• [EXERCISE REQUIREMENTS]
Transcribe the entries below exactly.

[Lines of data]
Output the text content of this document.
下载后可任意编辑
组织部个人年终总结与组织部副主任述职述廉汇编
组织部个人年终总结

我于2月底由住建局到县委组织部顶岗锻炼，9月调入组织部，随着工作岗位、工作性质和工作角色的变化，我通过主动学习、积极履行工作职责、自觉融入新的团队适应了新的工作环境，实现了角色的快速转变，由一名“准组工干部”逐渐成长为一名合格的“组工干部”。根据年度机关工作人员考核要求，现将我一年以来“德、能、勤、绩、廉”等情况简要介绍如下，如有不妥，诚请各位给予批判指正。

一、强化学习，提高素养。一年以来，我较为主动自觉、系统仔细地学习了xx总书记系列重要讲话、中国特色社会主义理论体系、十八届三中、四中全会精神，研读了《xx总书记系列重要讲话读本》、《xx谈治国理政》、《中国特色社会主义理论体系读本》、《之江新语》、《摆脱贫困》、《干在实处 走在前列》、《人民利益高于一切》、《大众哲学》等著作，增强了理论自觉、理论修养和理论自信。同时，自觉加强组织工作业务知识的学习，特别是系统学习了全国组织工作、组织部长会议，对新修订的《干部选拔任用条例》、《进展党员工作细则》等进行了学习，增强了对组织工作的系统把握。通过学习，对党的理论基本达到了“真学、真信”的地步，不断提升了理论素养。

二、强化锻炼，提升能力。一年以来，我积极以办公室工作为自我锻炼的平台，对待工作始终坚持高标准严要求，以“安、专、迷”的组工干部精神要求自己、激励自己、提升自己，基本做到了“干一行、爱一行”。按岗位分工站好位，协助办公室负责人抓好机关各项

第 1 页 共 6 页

• [THE SOLUTION]
Output the text content of this document.
下载后可任意编辑
组织部个人年终总结与组织部副主任述职述廉汇编
组织部个人年终总结

我于2月底由住建局到县委组织部顶岗锻炼，9月调入组织部，随着工作岗位、工作性质和工作角色的变化，我通过主动学习、积极履行工作职责、自觉融入新的团队适应了新的工作环境，实现了角色的快速转变，由一名“准组工干部”逐渐成长为一名合格的“组工干部”。根据年度机关工作人员考核要求，现将我一年以来“德、能、勤、绩、廉”等情况简要介绍如下，如有不妥，诚请各位给予批判指正。

一、强化学习，提高素养。一年以来，我较为主动自觉、系统仔细地学习了xx总书记系列重要讲话、中国特色社会主义理论体系、十八届三中、四中全会精神，研读了《xx总书记系列重要讲话读本》、《xx谈治国理政》、《中国特色社会主义理论体系读本》、《之江新语》、《摆脱贫困》、《干在实处 走在前列》、《人民利益高于一切》、《大众哲学》等著作，增强了理论自觉、理论修养和理论自信。同时，自觉加强组织工作业务知识的学习，特别是系统学习了全国组织工作、组织部长会议，对新修订的《干部选拔任用条例》、《进展党员工作细则》等进行了学习，增强了对组织工作的系统把握。通过学习，对党的理论基本达到了“真学、真信”的地步，不断提升了理论素养。

二、强化锻炼，提升能力。一年以来，我积极以办公室工作为自我锻炼的平台，对待工作始终坚持高标准严要求，以“安、专、迷”的组工干部精神要求自己、激励自己、提升自己，基本做到了“干一行、爱一行”。按岗位分工站好位，协助办公室负责人抓好机关各项

第 1 页 共 6 页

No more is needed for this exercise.